For the records below, give the count of lines holding the word "area" and nothing more.

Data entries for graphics
• • • • • • •
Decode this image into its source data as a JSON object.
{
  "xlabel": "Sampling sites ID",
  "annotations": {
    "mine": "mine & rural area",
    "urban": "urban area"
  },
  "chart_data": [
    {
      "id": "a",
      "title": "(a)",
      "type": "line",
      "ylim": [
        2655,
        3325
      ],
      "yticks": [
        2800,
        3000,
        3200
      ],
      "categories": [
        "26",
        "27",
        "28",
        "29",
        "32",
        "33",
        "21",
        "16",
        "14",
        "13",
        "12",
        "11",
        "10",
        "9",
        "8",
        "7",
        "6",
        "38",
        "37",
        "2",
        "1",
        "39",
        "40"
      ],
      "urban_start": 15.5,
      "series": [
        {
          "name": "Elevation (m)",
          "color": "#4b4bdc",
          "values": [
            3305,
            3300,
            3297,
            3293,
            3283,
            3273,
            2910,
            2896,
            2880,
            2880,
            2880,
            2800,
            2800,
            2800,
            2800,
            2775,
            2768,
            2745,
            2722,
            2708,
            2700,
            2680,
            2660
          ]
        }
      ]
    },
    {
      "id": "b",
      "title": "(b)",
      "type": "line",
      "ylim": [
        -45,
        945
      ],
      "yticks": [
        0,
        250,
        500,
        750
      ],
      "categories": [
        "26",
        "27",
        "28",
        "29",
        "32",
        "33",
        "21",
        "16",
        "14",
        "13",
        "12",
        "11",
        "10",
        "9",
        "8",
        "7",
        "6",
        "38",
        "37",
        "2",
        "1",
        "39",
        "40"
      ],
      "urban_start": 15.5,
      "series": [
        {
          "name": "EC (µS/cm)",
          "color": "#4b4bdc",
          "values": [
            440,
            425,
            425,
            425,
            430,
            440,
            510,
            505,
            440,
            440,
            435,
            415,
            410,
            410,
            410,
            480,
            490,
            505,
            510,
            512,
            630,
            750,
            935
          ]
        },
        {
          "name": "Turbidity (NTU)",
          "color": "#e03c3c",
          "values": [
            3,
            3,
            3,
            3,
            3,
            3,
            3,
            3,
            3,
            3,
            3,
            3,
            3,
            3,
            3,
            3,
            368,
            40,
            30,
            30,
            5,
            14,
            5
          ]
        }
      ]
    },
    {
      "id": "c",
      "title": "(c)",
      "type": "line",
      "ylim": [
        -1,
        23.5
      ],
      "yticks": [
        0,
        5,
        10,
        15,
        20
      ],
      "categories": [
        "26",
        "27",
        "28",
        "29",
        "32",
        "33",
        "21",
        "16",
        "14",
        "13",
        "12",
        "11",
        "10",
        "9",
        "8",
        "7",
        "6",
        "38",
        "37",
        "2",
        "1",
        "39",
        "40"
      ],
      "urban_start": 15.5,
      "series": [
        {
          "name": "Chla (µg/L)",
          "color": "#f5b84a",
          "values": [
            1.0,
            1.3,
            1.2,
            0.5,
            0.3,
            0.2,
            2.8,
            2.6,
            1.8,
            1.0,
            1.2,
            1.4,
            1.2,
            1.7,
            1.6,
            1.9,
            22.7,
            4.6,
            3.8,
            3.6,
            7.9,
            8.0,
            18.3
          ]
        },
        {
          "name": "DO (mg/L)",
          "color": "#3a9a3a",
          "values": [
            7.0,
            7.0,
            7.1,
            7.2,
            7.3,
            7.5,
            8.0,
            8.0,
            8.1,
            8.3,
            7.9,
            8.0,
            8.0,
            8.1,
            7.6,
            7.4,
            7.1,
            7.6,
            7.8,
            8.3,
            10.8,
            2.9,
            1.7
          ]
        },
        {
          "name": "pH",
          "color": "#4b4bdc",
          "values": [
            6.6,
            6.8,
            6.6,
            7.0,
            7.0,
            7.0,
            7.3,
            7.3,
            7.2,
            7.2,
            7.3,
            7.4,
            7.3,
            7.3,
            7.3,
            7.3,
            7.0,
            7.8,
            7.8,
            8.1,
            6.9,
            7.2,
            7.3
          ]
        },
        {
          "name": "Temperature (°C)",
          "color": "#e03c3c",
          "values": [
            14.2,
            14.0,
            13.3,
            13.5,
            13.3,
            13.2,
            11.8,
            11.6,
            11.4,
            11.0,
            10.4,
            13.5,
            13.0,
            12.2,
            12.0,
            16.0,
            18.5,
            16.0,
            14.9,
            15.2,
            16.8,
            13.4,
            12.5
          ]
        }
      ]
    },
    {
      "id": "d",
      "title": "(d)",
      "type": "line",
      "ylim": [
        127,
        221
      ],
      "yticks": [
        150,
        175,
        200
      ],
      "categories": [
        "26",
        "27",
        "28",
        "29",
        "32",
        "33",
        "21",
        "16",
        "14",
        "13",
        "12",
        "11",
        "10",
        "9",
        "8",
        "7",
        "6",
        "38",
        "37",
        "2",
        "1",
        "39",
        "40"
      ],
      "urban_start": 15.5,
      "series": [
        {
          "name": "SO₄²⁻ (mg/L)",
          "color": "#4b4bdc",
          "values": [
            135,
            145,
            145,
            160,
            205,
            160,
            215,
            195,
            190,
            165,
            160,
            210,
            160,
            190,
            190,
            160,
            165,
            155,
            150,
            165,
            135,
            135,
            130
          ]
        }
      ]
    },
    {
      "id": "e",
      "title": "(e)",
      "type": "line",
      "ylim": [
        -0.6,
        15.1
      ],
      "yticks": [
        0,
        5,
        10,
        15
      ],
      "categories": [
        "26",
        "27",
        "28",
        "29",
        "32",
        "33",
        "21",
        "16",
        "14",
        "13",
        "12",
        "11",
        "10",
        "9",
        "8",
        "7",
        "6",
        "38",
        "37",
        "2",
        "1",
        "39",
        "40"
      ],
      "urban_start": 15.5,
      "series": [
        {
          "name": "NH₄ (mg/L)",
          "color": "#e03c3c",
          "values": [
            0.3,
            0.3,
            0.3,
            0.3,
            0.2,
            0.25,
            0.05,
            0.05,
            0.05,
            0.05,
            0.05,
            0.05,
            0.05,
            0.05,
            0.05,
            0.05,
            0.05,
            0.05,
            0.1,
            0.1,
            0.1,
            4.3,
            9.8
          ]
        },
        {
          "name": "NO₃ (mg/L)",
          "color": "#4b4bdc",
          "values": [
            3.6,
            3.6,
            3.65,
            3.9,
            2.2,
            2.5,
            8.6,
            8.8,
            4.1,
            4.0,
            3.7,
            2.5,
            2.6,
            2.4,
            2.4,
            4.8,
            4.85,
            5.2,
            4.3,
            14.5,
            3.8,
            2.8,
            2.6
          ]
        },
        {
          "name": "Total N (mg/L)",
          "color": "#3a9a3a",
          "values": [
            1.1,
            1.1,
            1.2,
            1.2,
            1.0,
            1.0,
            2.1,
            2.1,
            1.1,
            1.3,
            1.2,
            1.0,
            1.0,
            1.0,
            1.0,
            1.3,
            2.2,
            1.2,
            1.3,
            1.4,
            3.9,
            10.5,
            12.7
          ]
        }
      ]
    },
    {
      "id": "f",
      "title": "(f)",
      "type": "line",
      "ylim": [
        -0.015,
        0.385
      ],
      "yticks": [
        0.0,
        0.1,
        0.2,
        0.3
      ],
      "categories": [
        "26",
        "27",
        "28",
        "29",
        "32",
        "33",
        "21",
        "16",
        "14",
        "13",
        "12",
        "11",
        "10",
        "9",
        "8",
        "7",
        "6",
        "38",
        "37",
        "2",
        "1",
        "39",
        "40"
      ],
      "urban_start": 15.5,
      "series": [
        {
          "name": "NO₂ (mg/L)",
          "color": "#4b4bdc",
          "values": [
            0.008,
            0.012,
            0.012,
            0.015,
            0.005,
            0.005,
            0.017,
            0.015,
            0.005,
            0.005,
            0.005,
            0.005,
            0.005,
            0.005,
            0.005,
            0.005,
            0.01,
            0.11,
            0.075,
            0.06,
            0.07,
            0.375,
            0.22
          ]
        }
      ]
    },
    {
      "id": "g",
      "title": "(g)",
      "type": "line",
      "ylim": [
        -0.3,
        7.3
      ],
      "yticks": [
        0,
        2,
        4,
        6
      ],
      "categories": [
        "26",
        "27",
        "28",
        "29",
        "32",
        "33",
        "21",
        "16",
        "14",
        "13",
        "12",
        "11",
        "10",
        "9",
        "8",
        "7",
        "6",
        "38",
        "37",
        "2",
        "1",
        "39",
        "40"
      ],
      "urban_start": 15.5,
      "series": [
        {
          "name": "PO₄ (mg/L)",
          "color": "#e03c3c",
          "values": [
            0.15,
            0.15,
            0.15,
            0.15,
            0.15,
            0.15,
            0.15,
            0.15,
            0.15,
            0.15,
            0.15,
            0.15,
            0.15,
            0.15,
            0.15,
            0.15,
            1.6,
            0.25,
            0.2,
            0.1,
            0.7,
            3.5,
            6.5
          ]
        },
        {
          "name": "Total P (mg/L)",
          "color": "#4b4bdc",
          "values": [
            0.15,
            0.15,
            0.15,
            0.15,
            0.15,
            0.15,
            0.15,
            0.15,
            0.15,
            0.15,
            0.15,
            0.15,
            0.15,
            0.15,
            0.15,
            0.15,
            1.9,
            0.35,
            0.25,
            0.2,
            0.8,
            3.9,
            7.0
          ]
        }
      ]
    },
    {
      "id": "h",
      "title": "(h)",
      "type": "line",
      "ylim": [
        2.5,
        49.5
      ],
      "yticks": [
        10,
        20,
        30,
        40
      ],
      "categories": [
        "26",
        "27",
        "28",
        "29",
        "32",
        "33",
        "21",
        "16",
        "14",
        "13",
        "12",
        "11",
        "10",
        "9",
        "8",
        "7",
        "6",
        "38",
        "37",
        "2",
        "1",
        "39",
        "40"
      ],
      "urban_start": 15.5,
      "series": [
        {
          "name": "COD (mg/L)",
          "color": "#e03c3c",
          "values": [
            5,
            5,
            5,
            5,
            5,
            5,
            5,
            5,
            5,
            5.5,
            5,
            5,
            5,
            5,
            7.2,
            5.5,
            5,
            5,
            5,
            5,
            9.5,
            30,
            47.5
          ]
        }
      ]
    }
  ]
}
• • • • • • •
* _The response_:
2